Dans la coupe d'Ouled Haddou, les premiers dépôts du Danien montrent la présence des principaux marqueurs qui caractérisent globalement la limite K/P. Le passage du Maastrichtien au Danien, indiqué par un changement drastique chez les foraminifères planctoniques (Toufiq et al., 2002), coïncide avec l'apparition de plusieurs espèces, dont Damassadinium californicum, Carpatella cornuta, Membranilarnacia tenella, Senoniasphaera inornata, Fibrocysta ovalis et Kenleyia spp. (Slimani et al., 2004). Contrairement aux Foraminifères, les dinokystes ne montrent pas de changement à caractère catastrophique à la limite K/P.

La réponse des dinokystes aux événements de la transition Crétacé-Tertiaire est donc assez complexe. Ce groupe de microfossiles organiques n'est pas affecté d'extinction (contrairement à la majorité des groupes paléontologiques), il montre plutôt une richesse et diversité au voisinage de la limite K/T. Des variations (quantitatives et qualitatives) instantanées des associations de dinokystes (accentuées par des migrations à différentes latitudes) résulteraient des fluctuations rapides des températures des eaux marines superficielles à l'issue de l'événement Crétacé-Tertiaire (Smit et Brinkhuis, 1996; Brinkhuis et al., 1998). Selon ces auteurs, le retour aux associations stables de dinokystes ne sera observé qu'une centaine de milliers d'années plus tard au Danien basal.
=-=-=-=-=
Veuillez recopier à l'identique le passage sur les dinokystes, depuis « La réponse des » jusqu'à « au Danien basal. » inclus. Le matériel ne joue aucun rôle dans cet exercice.
=-=-=-=-=
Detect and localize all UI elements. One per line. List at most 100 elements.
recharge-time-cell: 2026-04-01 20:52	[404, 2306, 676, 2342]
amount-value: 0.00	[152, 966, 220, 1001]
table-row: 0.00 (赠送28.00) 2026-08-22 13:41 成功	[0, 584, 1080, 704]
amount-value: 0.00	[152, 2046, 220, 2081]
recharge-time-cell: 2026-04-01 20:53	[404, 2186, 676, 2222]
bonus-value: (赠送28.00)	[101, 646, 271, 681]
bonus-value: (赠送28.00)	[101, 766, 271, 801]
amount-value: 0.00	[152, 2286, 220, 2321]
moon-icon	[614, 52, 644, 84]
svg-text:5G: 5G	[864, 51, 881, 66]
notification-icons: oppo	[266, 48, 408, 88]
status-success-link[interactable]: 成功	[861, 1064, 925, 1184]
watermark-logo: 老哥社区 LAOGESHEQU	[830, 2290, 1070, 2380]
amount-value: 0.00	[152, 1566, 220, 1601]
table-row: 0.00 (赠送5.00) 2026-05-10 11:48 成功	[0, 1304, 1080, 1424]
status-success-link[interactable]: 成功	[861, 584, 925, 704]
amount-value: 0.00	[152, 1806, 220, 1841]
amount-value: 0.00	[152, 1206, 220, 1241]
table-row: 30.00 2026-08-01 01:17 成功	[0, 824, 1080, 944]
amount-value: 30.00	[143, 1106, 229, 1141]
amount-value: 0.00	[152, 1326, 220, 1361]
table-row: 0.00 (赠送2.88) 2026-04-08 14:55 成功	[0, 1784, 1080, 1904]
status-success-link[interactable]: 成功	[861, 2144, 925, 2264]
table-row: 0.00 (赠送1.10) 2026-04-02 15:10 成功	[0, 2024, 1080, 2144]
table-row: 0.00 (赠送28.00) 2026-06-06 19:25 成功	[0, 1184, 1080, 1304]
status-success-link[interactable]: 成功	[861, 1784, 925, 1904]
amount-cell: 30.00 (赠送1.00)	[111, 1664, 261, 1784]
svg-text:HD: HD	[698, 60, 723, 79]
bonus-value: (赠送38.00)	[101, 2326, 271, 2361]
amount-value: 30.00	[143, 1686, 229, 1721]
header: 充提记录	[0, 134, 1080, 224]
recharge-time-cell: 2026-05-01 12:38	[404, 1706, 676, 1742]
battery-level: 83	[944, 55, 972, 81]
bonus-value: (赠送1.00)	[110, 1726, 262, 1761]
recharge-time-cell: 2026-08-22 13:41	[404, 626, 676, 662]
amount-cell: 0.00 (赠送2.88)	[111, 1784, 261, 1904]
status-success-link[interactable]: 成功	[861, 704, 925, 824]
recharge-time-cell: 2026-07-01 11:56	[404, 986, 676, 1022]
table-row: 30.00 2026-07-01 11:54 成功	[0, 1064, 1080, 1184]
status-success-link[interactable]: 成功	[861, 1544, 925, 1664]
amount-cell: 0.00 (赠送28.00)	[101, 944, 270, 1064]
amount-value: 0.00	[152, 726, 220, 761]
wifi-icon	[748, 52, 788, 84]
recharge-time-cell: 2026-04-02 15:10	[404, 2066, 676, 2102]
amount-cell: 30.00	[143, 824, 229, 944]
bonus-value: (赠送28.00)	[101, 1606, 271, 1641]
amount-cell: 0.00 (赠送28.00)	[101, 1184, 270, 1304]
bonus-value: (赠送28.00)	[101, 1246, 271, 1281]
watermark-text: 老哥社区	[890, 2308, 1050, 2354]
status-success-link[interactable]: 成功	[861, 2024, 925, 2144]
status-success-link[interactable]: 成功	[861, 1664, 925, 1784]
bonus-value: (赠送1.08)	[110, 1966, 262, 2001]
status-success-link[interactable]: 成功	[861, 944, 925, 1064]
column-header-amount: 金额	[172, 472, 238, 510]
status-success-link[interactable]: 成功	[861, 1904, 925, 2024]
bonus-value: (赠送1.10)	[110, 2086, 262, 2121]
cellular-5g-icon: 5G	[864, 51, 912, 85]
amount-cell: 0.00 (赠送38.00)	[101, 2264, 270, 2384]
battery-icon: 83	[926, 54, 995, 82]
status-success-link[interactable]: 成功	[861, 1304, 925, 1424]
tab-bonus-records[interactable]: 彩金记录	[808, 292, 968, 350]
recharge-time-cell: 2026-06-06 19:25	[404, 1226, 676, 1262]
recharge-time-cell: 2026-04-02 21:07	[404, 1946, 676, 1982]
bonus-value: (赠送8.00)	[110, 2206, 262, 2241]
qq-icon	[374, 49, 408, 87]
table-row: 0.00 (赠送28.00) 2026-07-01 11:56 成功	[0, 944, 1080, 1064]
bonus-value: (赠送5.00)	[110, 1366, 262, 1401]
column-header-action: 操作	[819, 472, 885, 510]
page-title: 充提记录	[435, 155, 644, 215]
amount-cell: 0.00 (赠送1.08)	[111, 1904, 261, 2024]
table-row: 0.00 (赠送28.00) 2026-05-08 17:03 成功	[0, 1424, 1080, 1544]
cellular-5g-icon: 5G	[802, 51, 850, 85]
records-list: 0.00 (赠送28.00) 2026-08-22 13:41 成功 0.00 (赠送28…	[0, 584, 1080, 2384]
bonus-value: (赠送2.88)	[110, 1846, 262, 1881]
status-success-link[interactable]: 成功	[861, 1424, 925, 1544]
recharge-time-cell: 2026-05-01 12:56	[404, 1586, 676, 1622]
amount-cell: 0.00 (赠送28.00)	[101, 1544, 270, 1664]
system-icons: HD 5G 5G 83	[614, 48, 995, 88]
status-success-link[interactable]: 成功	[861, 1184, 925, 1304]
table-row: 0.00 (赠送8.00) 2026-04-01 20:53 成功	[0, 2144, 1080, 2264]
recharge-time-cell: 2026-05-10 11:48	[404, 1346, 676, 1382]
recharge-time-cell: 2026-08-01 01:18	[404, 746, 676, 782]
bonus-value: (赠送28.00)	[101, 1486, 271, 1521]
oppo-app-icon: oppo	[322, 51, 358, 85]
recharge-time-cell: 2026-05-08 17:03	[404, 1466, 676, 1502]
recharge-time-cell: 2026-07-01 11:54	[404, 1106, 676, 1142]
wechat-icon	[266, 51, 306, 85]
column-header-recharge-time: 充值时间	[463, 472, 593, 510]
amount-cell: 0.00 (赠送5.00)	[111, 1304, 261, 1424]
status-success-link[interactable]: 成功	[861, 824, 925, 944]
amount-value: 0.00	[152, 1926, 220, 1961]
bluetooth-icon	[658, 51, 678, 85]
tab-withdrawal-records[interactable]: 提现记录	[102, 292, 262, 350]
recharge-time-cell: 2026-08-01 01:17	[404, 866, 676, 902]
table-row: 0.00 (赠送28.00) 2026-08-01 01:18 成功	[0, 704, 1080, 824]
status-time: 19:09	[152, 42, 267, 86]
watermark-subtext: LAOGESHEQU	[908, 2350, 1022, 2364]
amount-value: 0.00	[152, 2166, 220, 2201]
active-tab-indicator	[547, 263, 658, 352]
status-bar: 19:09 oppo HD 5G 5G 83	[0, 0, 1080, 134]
=-=-=-=-=
== Résultat ==
La réponse des dinokystes aux événements de la transition Crétacé-Tertiaire est donc assez complexe. Ce groupe de microfossiles organiques n'est pas affecté d'extinction (contrairement à la majorité des groupes paléontologiques), il montre plutôt une richesse et diversité au voisinage de la limite K/T. Des variations (quantitatives et qualitatives) instantanées des associations de dinokystes (accentuées par des migrations à différentes latitudes) résulteraient des fluctuations rapides des températures des eaux marines superficielles à l'issue de l'événement Crétacé-Tertiaire (Smit et Brinkhuis, 1996; Brinkhuis et al., 1998). Selon ces auteurs, le retour aux associations stables de dinokystes ne sera observé qu'une centaine de milliers d'années plus tard au Danien basal.